For each line of the data below that holds "multiple", copy the line.

TASK MATERIAL:
======

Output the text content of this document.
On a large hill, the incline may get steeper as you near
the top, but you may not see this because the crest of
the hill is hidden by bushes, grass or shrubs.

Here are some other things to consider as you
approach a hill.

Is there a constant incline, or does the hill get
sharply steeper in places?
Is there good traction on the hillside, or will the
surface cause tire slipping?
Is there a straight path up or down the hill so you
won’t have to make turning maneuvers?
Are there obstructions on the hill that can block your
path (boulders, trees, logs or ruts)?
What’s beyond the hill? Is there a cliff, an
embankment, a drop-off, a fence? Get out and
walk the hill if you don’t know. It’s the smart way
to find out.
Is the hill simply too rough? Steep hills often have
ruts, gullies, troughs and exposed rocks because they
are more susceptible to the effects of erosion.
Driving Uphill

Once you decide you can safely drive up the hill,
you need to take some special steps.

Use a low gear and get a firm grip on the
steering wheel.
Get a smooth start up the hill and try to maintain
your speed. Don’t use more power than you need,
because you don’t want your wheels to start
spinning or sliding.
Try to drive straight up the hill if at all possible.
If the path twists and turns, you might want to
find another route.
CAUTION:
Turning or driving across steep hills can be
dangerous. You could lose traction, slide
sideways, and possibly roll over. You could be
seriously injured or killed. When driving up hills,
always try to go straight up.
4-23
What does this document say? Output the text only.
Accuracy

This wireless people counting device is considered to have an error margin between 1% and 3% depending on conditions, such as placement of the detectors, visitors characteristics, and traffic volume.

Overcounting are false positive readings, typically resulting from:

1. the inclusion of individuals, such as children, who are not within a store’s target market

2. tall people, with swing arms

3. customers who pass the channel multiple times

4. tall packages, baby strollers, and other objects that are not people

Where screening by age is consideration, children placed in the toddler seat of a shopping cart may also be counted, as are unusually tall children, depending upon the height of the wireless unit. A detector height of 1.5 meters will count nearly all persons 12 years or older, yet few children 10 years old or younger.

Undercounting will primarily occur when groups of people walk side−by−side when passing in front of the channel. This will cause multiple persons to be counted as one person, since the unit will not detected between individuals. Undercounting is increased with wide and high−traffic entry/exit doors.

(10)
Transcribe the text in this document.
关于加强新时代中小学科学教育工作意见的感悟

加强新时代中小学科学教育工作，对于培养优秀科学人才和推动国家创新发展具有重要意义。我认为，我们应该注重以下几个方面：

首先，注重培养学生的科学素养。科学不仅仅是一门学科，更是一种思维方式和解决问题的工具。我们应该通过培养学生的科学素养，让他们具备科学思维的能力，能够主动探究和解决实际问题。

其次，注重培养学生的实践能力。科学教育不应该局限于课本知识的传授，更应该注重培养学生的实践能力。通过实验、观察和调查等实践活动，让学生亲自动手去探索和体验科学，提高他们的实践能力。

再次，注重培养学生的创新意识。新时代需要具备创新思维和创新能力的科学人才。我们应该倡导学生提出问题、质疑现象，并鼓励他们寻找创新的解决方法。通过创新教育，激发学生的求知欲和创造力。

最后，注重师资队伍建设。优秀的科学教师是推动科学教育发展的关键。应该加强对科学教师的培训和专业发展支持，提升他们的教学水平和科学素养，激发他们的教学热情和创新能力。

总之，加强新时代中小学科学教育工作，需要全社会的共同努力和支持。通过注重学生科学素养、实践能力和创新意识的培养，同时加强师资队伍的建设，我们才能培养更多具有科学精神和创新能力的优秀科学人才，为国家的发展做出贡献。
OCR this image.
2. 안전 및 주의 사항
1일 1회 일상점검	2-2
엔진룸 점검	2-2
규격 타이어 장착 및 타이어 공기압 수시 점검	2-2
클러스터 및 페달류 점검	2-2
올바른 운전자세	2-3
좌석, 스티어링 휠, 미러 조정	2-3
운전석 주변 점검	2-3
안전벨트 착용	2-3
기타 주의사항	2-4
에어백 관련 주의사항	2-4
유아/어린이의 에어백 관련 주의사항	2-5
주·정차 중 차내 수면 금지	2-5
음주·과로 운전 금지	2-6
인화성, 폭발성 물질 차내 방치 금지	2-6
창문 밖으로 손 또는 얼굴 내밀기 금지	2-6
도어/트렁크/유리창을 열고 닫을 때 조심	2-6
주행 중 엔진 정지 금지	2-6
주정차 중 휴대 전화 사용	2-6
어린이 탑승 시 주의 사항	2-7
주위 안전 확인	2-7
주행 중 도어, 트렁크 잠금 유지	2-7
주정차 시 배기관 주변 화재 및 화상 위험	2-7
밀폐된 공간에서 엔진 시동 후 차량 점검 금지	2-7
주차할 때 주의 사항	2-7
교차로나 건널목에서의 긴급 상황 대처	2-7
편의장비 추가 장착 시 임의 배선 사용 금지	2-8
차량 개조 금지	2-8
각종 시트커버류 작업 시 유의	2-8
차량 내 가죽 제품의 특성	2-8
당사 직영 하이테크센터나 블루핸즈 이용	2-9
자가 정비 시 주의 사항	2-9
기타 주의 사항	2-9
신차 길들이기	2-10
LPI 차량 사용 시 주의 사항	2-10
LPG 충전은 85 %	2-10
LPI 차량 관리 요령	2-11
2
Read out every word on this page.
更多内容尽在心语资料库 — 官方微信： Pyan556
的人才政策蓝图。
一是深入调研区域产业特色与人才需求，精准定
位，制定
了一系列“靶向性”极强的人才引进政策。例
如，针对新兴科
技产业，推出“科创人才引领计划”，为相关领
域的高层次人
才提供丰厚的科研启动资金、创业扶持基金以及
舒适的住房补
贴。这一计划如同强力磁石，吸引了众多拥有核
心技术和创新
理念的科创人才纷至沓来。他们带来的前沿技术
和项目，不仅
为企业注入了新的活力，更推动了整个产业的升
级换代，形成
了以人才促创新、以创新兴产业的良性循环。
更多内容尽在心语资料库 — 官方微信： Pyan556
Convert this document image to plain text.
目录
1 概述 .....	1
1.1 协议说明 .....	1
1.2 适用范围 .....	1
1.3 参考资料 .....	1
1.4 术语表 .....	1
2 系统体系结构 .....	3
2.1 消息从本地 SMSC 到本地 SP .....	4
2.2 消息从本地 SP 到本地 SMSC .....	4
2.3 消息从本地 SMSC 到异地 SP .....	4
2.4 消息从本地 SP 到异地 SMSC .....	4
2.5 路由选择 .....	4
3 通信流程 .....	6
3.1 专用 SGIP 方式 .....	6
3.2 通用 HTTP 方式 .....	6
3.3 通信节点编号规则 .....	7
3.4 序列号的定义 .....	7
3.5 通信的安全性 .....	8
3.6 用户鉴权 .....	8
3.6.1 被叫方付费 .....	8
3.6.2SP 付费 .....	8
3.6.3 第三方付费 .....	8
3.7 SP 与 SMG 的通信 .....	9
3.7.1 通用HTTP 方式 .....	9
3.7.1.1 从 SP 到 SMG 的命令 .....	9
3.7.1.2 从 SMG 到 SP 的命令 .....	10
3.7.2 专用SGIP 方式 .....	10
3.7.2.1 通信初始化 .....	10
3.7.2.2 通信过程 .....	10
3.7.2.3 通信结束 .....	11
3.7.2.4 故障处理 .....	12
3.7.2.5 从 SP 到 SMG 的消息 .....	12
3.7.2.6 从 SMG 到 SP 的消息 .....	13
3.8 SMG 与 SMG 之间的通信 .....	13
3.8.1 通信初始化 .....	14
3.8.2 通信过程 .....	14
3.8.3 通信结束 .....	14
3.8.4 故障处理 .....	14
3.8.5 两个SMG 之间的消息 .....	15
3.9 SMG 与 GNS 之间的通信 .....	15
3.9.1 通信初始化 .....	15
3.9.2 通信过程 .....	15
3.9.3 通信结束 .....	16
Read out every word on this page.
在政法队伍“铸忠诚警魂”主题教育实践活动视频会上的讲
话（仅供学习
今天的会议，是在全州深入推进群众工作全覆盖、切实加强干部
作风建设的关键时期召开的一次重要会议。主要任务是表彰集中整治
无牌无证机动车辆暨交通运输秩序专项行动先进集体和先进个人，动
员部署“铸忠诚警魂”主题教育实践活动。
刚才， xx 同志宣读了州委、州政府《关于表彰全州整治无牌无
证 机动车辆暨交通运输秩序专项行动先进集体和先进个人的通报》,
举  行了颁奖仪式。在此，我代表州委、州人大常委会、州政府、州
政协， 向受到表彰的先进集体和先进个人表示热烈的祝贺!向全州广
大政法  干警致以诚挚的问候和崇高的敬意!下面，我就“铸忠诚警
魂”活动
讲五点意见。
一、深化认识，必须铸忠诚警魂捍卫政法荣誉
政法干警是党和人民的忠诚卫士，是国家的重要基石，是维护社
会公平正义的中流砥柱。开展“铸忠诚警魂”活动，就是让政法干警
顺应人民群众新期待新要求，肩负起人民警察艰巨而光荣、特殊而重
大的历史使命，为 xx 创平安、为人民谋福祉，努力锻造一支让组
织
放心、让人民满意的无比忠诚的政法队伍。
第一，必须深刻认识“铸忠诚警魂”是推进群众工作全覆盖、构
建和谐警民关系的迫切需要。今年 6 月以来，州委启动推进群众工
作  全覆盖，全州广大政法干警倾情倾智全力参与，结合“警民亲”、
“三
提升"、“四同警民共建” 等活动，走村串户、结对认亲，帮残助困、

======

WORKED SOLUTION:
3. customers who pass the channel multiple times
Undercounting will primarily occur when groups of people walk side−by−side when passing in front of the channel. This will cause multiple persons to be counted as one person, since the unit will not detected between individuals. Undercounting is increased with wide and high−traffic entry/exit doors.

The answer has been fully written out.